▶ _Goal_: Give again, unaltered, the line with "Read all visible content and emit it as JSON." and all lines that follow it in the listing below, minus any pictures.

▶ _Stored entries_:
-=-=-
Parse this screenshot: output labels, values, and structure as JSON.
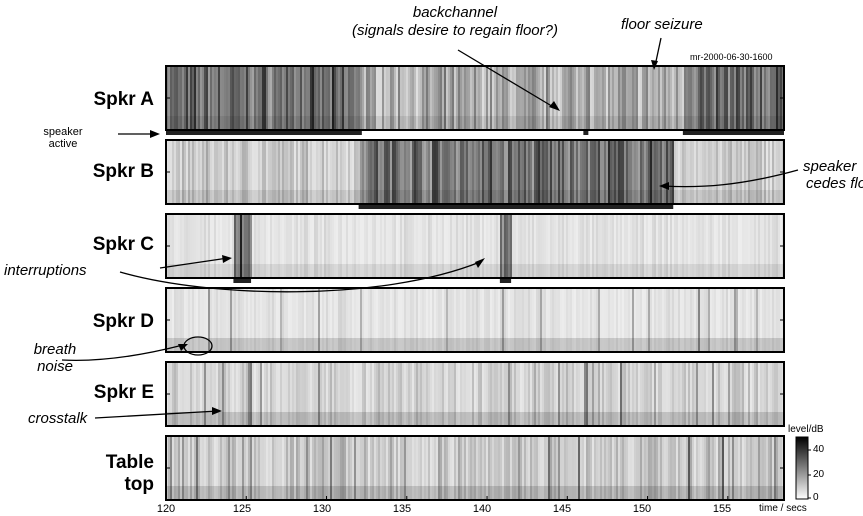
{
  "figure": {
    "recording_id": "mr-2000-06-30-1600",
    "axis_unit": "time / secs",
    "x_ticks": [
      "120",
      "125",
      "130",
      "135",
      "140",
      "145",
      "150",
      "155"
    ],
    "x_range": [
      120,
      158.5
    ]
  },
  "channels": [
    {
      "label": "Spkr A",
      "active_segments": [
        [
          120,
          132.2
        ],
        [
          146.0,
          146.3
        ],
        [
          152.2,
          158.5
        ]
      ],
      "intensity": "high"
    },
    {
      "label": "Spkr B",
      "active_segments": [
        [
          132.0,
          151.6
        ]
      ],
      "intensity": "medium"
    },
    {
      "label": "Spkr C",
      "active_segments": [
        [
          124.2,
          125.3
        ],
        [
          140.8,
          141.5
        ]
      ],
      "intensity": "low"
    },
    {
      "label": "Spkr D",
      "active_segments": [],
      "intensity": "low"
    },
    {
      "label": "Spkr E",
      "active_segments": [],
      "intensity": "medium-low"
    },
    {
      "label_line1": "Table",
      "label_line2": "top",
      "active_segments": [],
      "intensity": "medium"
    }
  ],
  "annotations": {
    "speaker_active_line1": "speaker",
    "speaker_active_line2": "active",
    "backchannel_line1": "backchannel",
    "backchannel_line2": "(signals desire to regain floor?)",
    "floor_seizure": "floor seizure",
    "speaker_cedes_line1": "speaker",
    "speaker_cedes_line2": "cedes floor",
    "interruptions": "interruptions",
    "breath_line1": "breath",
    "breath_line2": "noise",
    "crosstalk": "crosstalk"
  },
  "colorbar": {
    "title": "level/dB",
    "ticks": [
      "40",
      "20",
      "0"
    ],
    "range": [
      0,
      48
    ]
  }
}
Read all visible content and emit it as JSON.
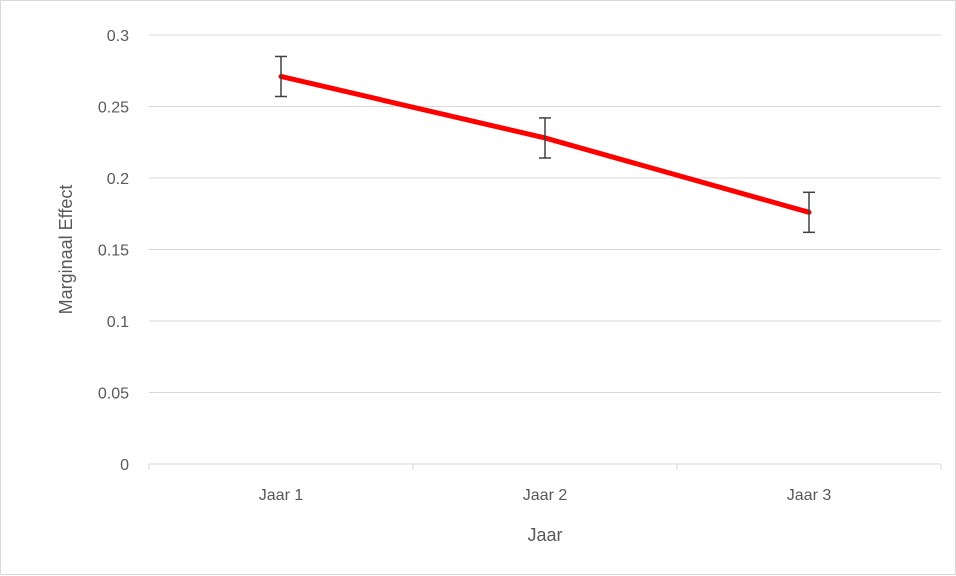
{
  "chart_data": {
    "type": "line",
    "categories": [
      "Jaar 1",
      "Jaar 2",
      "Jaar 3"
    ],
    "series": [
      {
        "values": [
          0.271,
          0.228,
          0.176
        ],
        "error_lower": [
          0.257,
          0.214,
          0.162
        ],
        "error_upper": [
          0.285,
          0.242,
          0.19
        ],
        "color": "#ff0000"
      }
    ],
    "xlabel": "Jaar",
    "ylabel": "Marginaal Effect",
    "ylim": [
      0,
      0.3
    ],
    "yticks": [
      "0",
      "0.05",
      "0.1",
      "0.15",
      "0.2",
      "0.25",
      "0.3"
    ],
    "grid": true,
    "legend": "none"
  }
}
-=-=-
▶ _Right answer_:
Read all visible content and emit it as JSON.
{
  "chart_data": {
    "type": "line",
    "categories": [
      "Jaar 1",
      "Jaar 2",
      "Jaar 3"
    ],
    "series": [
      {
        "values": [
          0.271,
          0.228,
          0.176
        ],
        "error_lower": [
          0.257,
          0.214,
          0.162
        ],
        "error_upper": [
          0.285,
          0.242,
          0.19
        ],
        "color": "#ff0000"
      }
    ],
    "xlabel": "Jaar",
    "ylabel": "Marginaal Effect",
    "ylim": [
      0,
      0.3
    ],
    "yticks": [
      "0",
      "0.05",
      "0.1",
      "0.15",
      "0.2",
      "0.25",
      "0.3"
    ],
    "grid": true,
    "legend": "none"
  }
}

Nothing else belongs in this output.